Written instruction:
From the listing below, pick out each line with the word "समतल".

A run of records:
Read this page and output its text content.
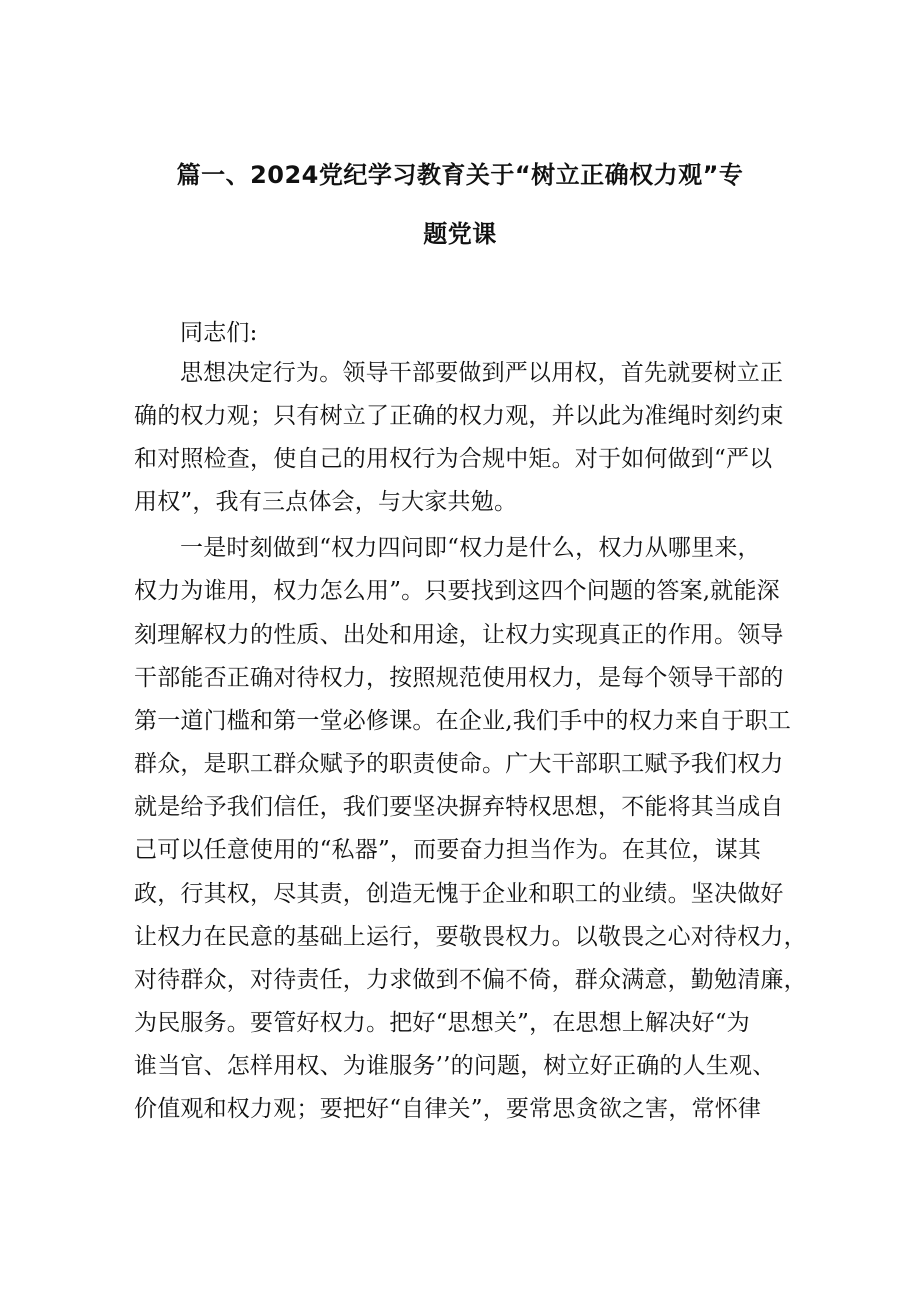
篇一、2024党纪学习教育关于“树立正确权力观”专
题党课
同志们:
思想决定行为。领导干部要做到严以用权，首先就要树立正
确的权力观；只有树立了正确的权力观，并以此为准绳时刻约束
和对照检查，使自己的用权行为合规中矩。对于如何做到“严以
用权”，我有三点体会，与大家共勉。
一是时刻做到“权力四问即“权力是什么，权力从哪里来，
权力为谁用，权力怎么用”。只要找到这四个问题的答案,就能深
刻理解权力的性质、出处和用途，让权力实现真正的作用。领导
干部能否正确对待权力，按照规范使用权力，是每个领导干部的
第一道门槛和第一堂必修课。在企业,我们手中的权力来自于职工
群众，是职工群众赋予的职责使命。广大干部职工赋予我们权力
就是给予我们信任，我们要坚决摒弃特权思想，不能将其当成自
己可以任意使用的“私器”，而要奋力担当作为。在其位，谋其
政，行其权，尽其责，创造无愧于企业和职工的业绩。坚决做好
让权力在民意的基础上运行，要敬畏权力。以敬畏之心对待权力，
对待群众，对待责任，力求做到不偏不倚，群众满意，勤勉清廉，
为民服务。要管好权力。把好“思想关”，在思想上解决好“为
谁当官、怎样用权、为谁服务’’的问题，树立好正确的人生观、
价值观和权力观；要把好“自律关”，要常思贪欲之害，常怀律
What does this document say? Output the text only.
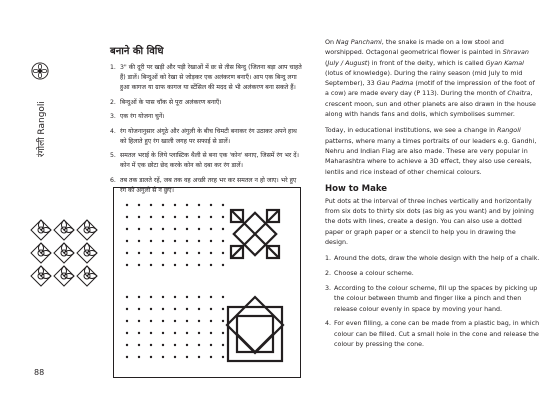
रंगोली Rangoli
88
बनाने की विधि
1. 3" की दूरी पर खड़ी और पड़ी रेखाओं में छः से तीस बिन्दु (जितना बड़ा आप चाहते हैं) डालें। बिन्दुओं को रेखा से जोड़कर एक अलंकरण बनाएँ। आप एक बिन्दु लगा हुआ कागज या ग्राफ कागज या स्टेंसिल की मदद से भी अलंकरण बना सकते हैं।
2. बिन्दुओं के पास चॉक से पूरा अलंकरण बनाएँ।
3. एक रंग योजना चुनें।
4. रंग योजनानुसार अंगूठे और अंगुली के बीच चिमटी बनाकर रंग उठाकर अपने हाथ को हिलाते हुए रंग खाली जगह पर सफाई से डालें।
5. समतल भराई के लिये प्लास्टिक थैली से बना एक 'कोन' बनाए, जिसमें रंग भर दें। कोन में एक छोटा छेद करके कोन को दबा कर रंग डालें।
6. तब तक डालते रहें, जब तक वह अच्छी तरह भर कर समतल न हो जाए। भरे हुए रंग को अंगुली से न छुएं।

On Nag Panchami, the snake is made on a low stool and worshipped. Octagonal geometrical flower is painted in Shravan (July / August) in front of the deity, which is called Gyan Kamal (lotus of knowledge). During the rainy season (mid July to mid September), 33 Gau Padma (motif of the impression of the foot of a cow) are made every day (P 113). During the month of Chaitra, crescent moon, sun and other planets are also drawn in the house along with hands fans and dolls, which symbolises summer.

Today, in educational institutions, we see a change in Rangoli patterns, where many a times portraits of our leaders e.g. Gandhi, Nehru and Indian Flag are also made. These are very popular in Maharashtra where to achieve a 3D effect, they also use cereals, lentils and rice instead of other chemical colours.

How to Make

Put dots at the interval of three inches vertically and horizontally from six dots to thirty six dots (as big as you want) and by joining the dots with lines, create a design. You can also use a dotted paper or graph paper or a stencil to help you in drawing the design.

1. Around the dots, draw the whole design with the help of a chalk.
2. Choose a colour scheme.
3. According to the colour scheme, fill up the spaces by picking up the colour between thumb and finger like a pinch and then release colour evenly in space by moving your hand.
4. For even filling, a cone can be made from a plastic bag, in which colour can be filled. Cut a small hole in the cone and release the colour by pressing the cone.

Output for this exercise:
5. समतल भराई के लिये प्लास्टिक थैली से बना एक 'कोन' बनाए, जिसमें रंग भर दें। कोन में एक छोटा छेद करके कोन को दबा कर रंग डालें।
6. तब तक डालते रहें, जब तक वह अच्छी तरह भर कर समतल न हो जाए। भरे हुए रंग को अंगुली से न छुएं।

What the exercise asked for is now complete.